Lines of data

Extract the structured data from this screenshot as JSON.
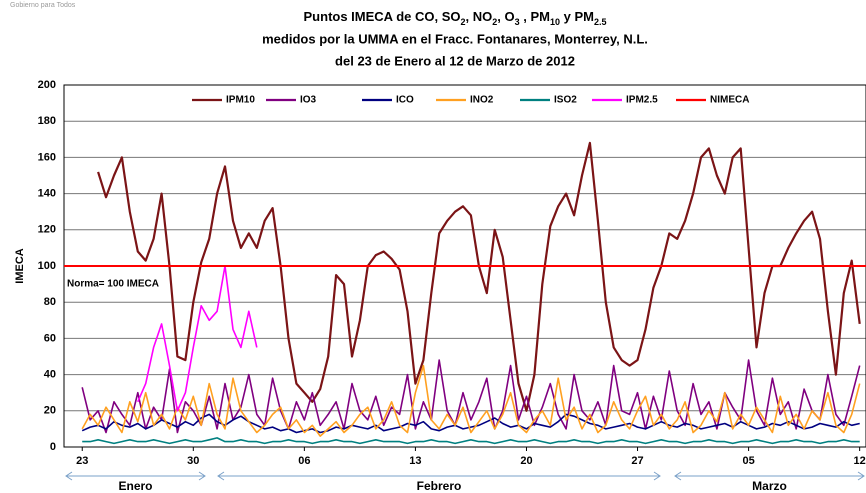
{
  "header": {
    "logo_text": "Gobierno para Todos"
  },
  "chart_data": {
    "type": "line",
    "title": [
      [
        "Puntos IMECA de CO, SO",
        "2",
        ", NO",
        "2",
        ", O",
        "3",
        " , PM",
        "10",
        " y PM",
        "2.5"
      ],
      "medidos por la UMMA en el Fracc. Fontanares, Monterrey, N.L.",
      "del 23 de Enero al 12 de Marzo de 2012"
    ],
    "y_label": "IMECA",
    "annotation": "Norma= 100 IMECA",
    "months": [
      "Enero",
      "Febrero",
      "Marzo"
    ],
    "legend": "top",
    "grid": true,
    "xlim": [
      -1.15,
      49.4
    ],
    "xticks": [
      {
        "value": 0,
        "label": "23"
      },
      {
        "value": 7,
        "label": "30"
      },
      {
        "value": 14,
        "label": "06"
      },
      {
        "value": 21,
        "label": "13"
      },
      {
        "value": 28,
        "label": "20"
      },
      {
        "value": 35,
        "label": "27"
      },
      {
        "value": 42,
        "label": "05"
      },
      {
        "value": 49,
        "label": "12"
      }
    ],
    "ylim": [
      0,
      200
    ],
    "yticks": [
      0,
      20,
      40,
      60,
      80,
      100,
      120,
      140,
      160,
      180,
      200
    ],
    "x": [
      0,
      0.5,
      1,
      1.5,
      2,
      2.5,
      3,
      3.5,
      4,
      4.5,
      5,
      5.5,
      6,
      6.5,
      7,
      7.5,
      8,
      8.5,
      9,
      9.5,
      10,
      10.5,
      11,
      11.5,
      12,
      12.5,
      13,
      13.5,
      14,
      14.5,
      15,
      15.5,
      16,
      16.5,
      17,
      17.5,
      18,
      18.5,
      19,
      19.5,
      20,
      20.5,
      21,
      21.5,
      22,
      22.5,
      23,
      23.5,
      24,
      24.5,
      25,
      25.5,
      26,
      26.5,
      27,
      27.5,
      28,
      28.5,
      29,
      29.5,
      30,
      30.5,
      31,
      31.5,
      32,
      32.5,
      33,
      33.5,
      34,
      34.5,
      35,
      35.5,
      36,
      36.5,
      37,
      37.5,
      38,
      38.5,
      39,
      39.5,
      40,
      40.5,
      41,
      41.5,
      42,
      42.5,
      43,
      43.5,
      44,
      44.5,
      45,
      45.5,
      46,
      46.5,
      47,
      47.5,
      48,
      48.5,
      49
    ],
    "series": [
      {
        "name": "IPM10",
        "color": "#7b1416",
        "values": [
          null,
          null,
          152,
          138,
          150,
          160,
          130,
          108,
          103,
          115,
          140,
          100,
          50,
          48,
          80,
          102,
          115,
          140,
          155,
          125,
          110,
          118,
          110,
          125,
          132,
          100,
          60,
          35,
          30,
          25,
          32,
          50,
          95,
          90,
          50,
          70,
          100,
          106,
          108,
          104,
          98,
          75,
          35,
          48,
          85,
          118,
          125,
          130,
          133,
          128,
          100,
          85,
          120,
          105,
          70,
          35,
          20,
          40,
          90,
          122,
          133,
          140,
          128,
          150,
          168,
          125,
          80,
          55,
          48,
          45,
          48,
          65,
          88,
          100,
          118,
          115,
          125,
          140,
          160,
          165,
          150,
          140,
          160,
          165,
          110,
          55,
          85,
          100,
          100,
          110,
          118,
          125,
          130,
          115,
          75,
          40,
          85,
          103,
          68
        ]
      },
      {
        "name": "IO3",
        "color": "#800080",
        "values": [
          33,
          15,
          20,
          8,
          25,
          18,
          12,
          30,
          10,
          22,
          15,
          43,
          8,
          25,
          20,
          12,
          28,
          10,
          35,
          15,
          22,
          40,
          18,
          12,
          38,
          20,
          10,
          25,
          15,
          30,
          12,
          18,
          25,
          10,
          35,
          20,
          15,
          28,
          12,
          22,
          18,
          40,
          10,
          25,
          15,
          48,
          20,
          12,
          30,
          15,
          25,
          38,
          10,
          20,
          45,
          15,
          28,
          12,
          22,
          35,
          18,
          10,
          40,
          20,
          15,
          25,
          12,
          45,
          20,
          18,
          30,
          10,
          28,
          15,
          42,
          20,
          12,
          35,
          18,
          25,
          10,
          30,
          22,
          15,
          48,
          20,
          12,
          38,
          18,
          25,
          10,
          32,
          20,
          15,
          40,
          18,
          12,
          28,
          45
        ]
      },
      {
        "name": "ICO",
        "color": "#000080",
        "values": [
          9,
          11,
          12,
          10,
          14,
          12,
          11,
          13,
          10,
          12,
          15,
          13,
          11,
          14,
          12,
          16,
          18,
          14,
          12,
          15,
          17,
          14,
          12,
          10,
          11,
          9,
          10,
          8,
          9,
          10,
          8,
          9,
          11,
          10,
          12,
          11,
          10,
          12,
          9,
          10,
          11,
          13,
          12,
          14,
          10,
          9,
          11,
          12,
          10,
          11,
          12,
          14,
          16,
          13,
          11,
          12,
          10,
          13,
          12,
          11,
          14,
          18,
          17,
          15,
          13,
          12,
          10,
          11,
          12,
          13,
          11,
          10,
          12,
          14,
          12,
          11,
          13,
          12,
          10,
          11,
          12,
          13,
          11,
          14,
          12,
          10,
          11,
          13,
          12,
          14,
          12,
          10,
          11,
          13,
          12,
          11,
          14,
          12,
          13
        ]
      },
      {
        "name": "INO2",
        "color": "#ffa020",
        "values": [
          10,
          18,
          12,
          22,
          15,
          8,
          25,
          14,
          30,
          12,
          18,
          10,
          22,
          15,
          28,
          12,
          35,
          18,
          10,
          38,
          20,
          14,
          8,
          12,
          18,
          22,
          10,
          15,
          8,
          12,
          6,
          10,
          14,
          8,
          12,
          18,
          22,
          10,
          15,
          25,
          12,
          8,
          30,
          45,
          15,
          10,
          18,
          12,
          22,
          8,
          14,
          20,
          10,
          18,
          30,
          12,
          8,
          15,
          20,
          12,
          38,
          15,
          22,
          10,
          18,
          8,
          12,
          25,
          15,
          10,
          20,
          28,
          12,
          18,
          10,
          15,
          25,
          8,
          12,
          20,
          14,
          30,
          10,
          18,
          12,
          22,
          15,
          8,
          28,
          12,
          18,
          10,
          20,
          15,
          30,
          12,
          8,
          18,
          35
        ]
      },
      {
        "name": "ISO2",
        "color": "#008080",
        "values": [
          3,
          3,
          4,
          3,
          2,
          3,
          4,
          3,
          3,
          4,
          3,
          2,
          3,
          4,
          3,
          3,
          4,
          5,
          3,
          3,
          4,
          3,
          3,
          2,
          3,
          3,
          4,
          3,
          3,
          2,
          3,
          3,
          4,
          3,
          3,
          2,
          3,
          4,
          3,
          3,
          3,
          2,
          3,
          3,
          4,
          3,
          3,
          2,
          3,
          4,
          3,
          3,
          2,
          3,
          4,
          3,
          3,
          4,
          3,
          2,
          3,
          3,
          4,
          3,
          3,
          2,
          3,
          3,
          4,
          3,
          3,
          2,
          3,
          4,
          3,
          3,
          2,
          3,
          3,
          4,
          3,
          3,
          2,
          3,
          3,
          4,
          3,
          2,
          3,
          3,
          4,
          3,
          3,
          2,
          3,
          3,
          4,
          3,
          3
        ]
      },
      {
        "name": "IPM2.5",
        "color": "#ff00ff",
        "x": [
          3.5,
          4,
          4.5,
          5,
          5.5,
          6,
          6.5,
          7,
          7.5,
          8,
          8.5,
          9,
          9.5,
          10,
          10.5,
          11
        ],
        "values": [
          25,
          35,
          55,
          68,
          45,
          20,
          30,
          55,
          78,
          70,
          75,
          100,
          65,
          55,
          75,
          55
        ]
      },
      {
        "name": "NIMECA",
        "color": "#ff0000",
        "hline": 100
      }
    ]
  }
}
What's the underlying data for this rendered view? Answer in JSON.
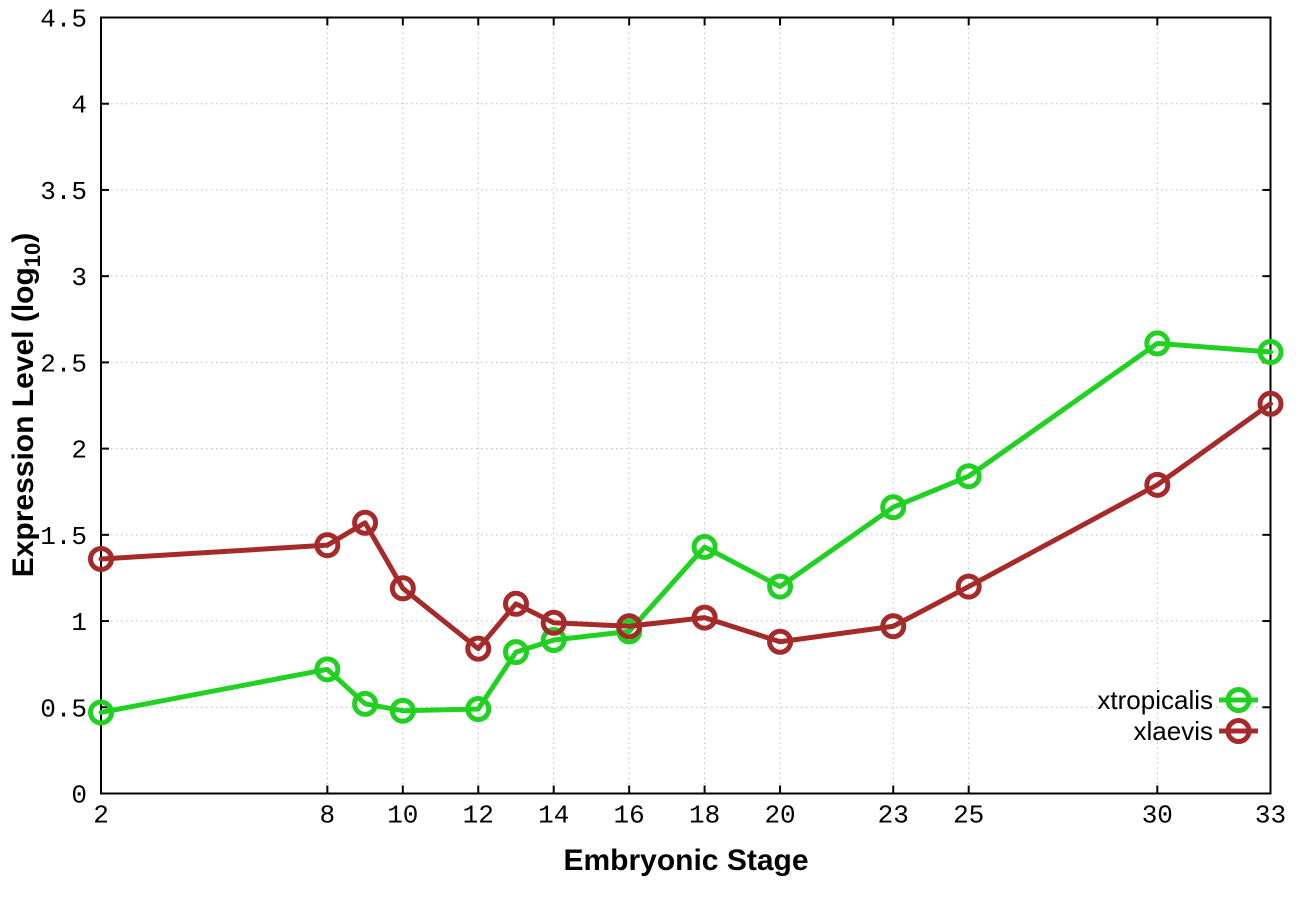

EXERCISE GOAL:
Copy out all lines where the word "Enero" appears.

SOLVED PROBLEM:
      "del 23 de Enero al 12 de Marzo de 2012"
      "Enero",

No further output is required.